# DATA TO USE start
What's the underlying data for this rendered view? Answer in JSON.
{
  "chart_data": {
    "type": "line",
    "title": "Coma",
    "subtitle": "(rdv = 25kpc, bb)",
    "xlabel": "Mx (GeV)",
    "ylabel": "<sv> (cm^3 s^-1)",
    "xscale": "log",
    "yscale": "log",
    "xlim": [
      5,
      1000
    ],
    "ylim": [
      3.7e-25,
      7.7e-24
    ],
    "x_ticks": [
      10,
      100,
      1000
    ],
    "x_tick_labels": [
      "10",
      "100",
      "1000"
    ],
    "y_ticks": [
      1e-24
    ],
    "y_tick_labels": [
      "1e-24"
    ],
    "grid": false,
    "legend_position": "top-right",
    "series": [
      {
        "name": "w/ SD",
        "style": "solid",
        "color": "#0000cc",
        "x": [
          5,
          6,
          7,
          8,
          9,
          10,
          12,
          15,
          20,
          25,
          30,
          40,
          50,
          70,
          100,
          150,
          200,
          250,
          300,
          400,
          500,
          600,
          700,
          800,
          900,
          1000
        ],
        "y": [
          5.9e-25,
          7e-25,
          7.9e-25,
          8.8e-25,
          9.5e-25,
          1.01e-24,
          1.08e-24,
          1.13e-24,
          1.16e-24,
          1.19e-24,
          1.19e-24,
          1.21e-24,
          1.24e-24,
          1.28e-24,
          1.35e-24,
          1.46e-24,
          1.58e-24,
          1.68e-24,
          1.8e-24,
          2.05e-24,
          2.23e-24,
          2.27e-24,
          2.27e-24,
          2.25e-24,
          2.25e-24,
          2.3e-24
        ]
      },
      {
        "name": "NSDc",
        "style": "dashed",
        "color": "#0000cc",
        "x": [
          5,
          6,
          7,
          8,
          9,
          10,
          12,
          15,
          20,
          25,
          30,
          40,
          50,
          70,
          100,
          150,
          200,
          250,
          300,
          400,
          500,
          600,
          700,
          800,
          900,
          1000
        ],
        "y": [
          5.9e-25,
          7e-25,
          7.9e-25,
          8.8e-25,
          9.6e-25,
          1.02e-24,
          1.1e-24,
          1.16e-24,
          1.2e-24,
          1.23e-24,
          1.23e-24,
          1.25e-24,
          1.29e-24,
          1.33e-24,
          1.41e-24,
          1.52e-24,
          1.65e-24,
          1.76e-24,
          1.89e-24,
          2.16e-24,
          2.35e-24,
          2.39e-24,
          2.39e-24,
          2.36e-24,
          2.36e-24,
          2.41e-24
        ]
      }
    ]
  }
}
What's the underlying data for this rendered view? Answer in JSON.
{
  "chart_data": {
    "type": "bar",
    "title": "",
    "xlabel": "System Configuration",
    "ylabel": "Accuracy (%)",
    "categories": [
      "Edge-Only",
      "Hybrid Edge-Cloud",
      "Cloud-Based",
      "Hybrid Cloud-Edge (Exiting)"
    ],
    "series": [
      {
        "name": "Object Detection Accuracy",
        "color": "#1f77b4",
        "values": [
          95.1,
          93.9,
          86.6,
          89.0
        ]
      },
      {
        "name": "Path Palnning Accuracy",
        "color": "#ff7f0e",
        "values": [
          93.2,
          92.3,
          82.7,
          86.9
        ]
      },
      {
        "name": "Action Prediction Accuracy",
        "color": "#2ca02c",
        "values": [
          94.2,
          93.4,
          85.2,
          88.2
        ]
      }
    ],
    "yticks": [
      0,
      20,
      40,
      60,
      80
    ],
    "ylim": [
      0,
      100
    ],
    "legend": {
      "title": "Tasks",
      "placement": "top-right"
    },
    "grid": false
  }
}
# DATA TO USE end
WRITTEN TASK:
All of the material must be reproduced exactly.

ANSWER BELOW:
What's the underlying data for this rendered view? Answer in JSON.
{
  "chart_data": {
    "type": "line",
    "title": "Coma",
    "subtitle": "(rdv = 25kpc, bb)",
    "xlabel": "Mx (GeV)",
    "ylabel": "<sv> (cm^3 s^-1)",
    "xscale": "log",
    "yscale": "log",
    "xlim": [
      5,
      1000
    ],
    "ylim": [
      3.7e-25,
      7.7e-24
    ],
    "x_ticks": [
      10,
      100,
      1000
    ],
    "x_tick_labels": [
      "10",
      "100",
      "1000"
    ],
    "y_ticks": [
      1e-24
    ],
    "y_tick_labels": [
      "1e-24"
    ],
    "grid": false,
    "legend_position": "top-right",
    "series": [
      {
        "name": "w/ SD",
        "style": "solid",
        "color": "#0000cc",
        "x": [
          5,
          6,
          7,
          8,
          9,
          10,
          12,
          15,
          20,
          25,
          30,
          40,
          50,
          70,
          100,
          150,
          200,
          250,
          300,
          400,
          500,
          600,
          700,
          800,
          900,
          1000
        ],
        "y": [
          5.9e-25,
          7e-25,
          7.9e-25,
          8.8e-25,
          9.5e-25,
          1.01e-24,
          1.08e-24,
          1.13e-24,
          1.16e-24,
          1.19e-24,
          1.19e-24,
          1.21e-24,
          1.24e-24,
          1.28e-24,
          1.35e-24,
          1.46e-24,
          1.58e-24,
          1.68e-24,
          1.8e-24,
          2.05e-24,
          2.23e-24,
          2.27e-24,
          2.27e-24,
          2.25e-24,
          2.25e-24,
          2.3e-24
        ]
      },
      {
        "name": "NSDc",
        "style": "dashed",
        "color": "#0000cc",
        "x": [
          5,
          6,
          7,
          8,
          9,
          10,
          12,
          15,
          20,
          25,
          30,
          40,
          50,
          70,
          100,
          150,
          200,
          250,
          300,
          400,
          500,
          600,
          700,
          800,
          900,
          1000
        ],
        "y": [
          5.9e-25,
          7e-25,
          7.9e-25,
          8.8e-25,
          9.6e-25,
          1.02e-24,
          1.1e-24,
          1.16e-24,
          1.2e-24,
          1.23e-24,
          1.23e-24,
          1.25e-24,
          1.29e-24,
          1.33e-24,
          1.41e-24,
          1.52e-24,
          1.65e-24,
          1.76e-24,
          1.89e-24,
          2.16e-24,
          2.35e-24,
          2.39e-24,
          2.39e-24,
          2.36e-24,
          2.36e-24,
          2.41e-24
        ]
      }
    ]
  }
}
What's the underlying data for this rendered view? Answer in JSON.
{
  "chart_data": {
    "type": "bar",
    "title": "",
    "xlabel": "System Configuration",
    "ylabel": "Accuracy (%)",
    "categories": [
      "Edge-Only",
      "Hybrid Edge-Cloud",
      "Cloud-Based",
      "Hybrid Cloud-Edge (Exiting)"
    ],
    "series": [
      {
        "name": "Object Detection Accuracy",
        "color": "#1f77b4",
        "values": [
          95.1,
          93.9,
          86.6,
          89.0
        ]
      },
      {
        "name": "Path Palnning Accuracy",
        "color": "#ff7f0e",
        "values": [
          93.2,
          92.3,
          82.7,
          86.9
        ]
      },
      {
        "name": "Action Prediction Accuracy",
        "color": "#2ca02c",
        "values": [
          94.2,
          93.4,
          85.2,
          88.2
        ]
      }
    ],
    "yticks": [
      0,
      20,
      40,
      60,
      80
    ],
    "ylim": [
      0,
      100
    ],
    "legend": {
      "title": "Tasks",
      "placement": "top-right"
    },
    "grid": false
  }
}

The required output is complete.